_Task objective_
Reproduce all entries precisely, down to the last character.

— START OF Exercise materials —

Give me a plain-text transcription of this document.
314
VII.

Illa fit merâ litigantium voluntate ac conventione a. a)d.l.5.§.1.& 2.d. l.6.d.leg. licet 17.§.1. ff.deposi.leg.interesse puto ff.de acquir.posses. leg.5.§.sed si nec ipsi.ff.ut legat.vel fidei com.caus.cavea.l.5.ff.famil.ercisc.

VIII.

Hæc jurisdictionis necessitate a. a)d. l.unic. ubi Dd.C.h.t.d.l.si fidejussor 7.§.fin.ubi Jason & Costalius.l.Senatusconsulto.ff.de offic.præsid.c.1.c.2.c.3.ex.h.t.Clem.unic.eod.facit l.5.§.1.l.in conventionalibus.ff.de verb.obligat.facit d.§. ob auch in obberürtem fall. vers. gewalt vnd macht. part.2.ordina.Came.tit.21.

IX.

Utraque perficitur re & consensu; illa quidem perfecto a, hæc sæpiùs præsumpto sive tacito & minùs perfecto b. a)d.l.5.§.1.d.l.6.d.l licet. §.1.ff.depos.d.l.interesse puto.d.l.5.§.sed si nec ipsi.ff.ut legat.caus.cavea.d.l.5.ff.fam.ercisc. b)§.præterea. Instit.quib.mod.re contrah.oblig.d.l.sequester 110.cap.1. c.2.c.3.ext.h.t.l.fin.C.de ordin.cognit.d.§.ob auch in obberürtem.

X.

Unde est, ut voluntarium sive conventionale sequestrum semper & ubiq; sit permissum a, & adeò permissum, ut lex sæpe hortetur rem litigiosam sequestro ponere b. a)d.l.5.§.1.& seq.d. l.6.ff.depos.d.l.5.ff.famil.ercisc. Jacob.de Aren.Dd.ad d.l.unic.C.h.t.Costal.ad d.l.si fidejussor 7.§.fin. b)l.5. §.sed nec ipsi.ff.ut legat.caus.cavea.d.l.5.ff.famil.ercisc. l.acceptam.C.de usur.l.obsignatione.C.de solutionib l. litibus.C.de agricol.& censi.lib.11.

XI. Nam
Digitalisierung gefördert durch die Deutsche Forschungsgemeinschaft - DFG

— END OF Exercise materials —

_Completed exercise_
Give me a plain-text transcription of this document.
314
VII.

Illa fit merâ litigantium voluntate ac conventione a. a)d.l.5.§.1.& 2.d. l.6.d.leg. licet 17.§.1. ff.deposi.leg.interesse puto ff.de acquir.posses. leg.5.§.sed si nec ipsi.ff.ut legat.vel fidei com.caus.cavea.l.5.ff.famil.ercisc.

VIII.

Hæc jurisdictionis necessitate a. a)d. l.unic. ubi Dd.C.h.t.d.l.si fidejussor 7.§.fin.ubi Jason & Costalius.l.Senatusconsulto.ff.de offic.præsid.c.1.c.2.c.3.ex.h.t.Clem.unic.eod.facit l.5.§.1.l.in conventionalibus.ff.de verb.obligat.facit d.§. ob auch in obberürtem fall. vers. gewalt vnd macht. part.2.ordina.Came.tit.21.

IX.

Utraque perficitur re & consensu; illa quidem perfecto a, hæc sæpiùs præsumpto sive tacito & minùs perfecto b. a)d.l.5.§.1.d.l.6.d.l licet. §.1.ff.depos.d.l.interesse puto.d.l.5.§.sed si nec ipsi.ff.ut legat.caus.cavea.d.l.5.ff.fam.ercisc. b)§.præterea. Instit.quib.mod.re contrah.oblig.d.l.sequester 110.cap.1. c.2.c.3.ext.h.t.l.fin.C.de ordin.cognit.d.§.ob auch in obberürtem.

X.

Unde est, ut voluntarium sive conventionale sequestrum semper & ubiq; sit permissum a, & adeò permissum, ut lex sæpe hortetur rem litigiosam sequestro ponere b. a)d.l.5.§.1.& seq.d. l.6.ff.depos.d.l.5.ff.famil.ercisc. Jacob.de Aren.Dd.ad d.l.unic.C.h.t.Costal.ad d.l.si fidejussor 7.§.fin. b)l.5. §.sed nec ipsi.ff.ut legat.caus.cavea.d.l.5.ff.famil.ercisc. l.acceptam.C.de usur.l.obsignatione.C.de solutionib l. litibus.C.de agricol.& censi.lib.11.

XI. Nam
Digitalisierung gefördert durch die Deutsche Forschungsgemeinschaft - DFG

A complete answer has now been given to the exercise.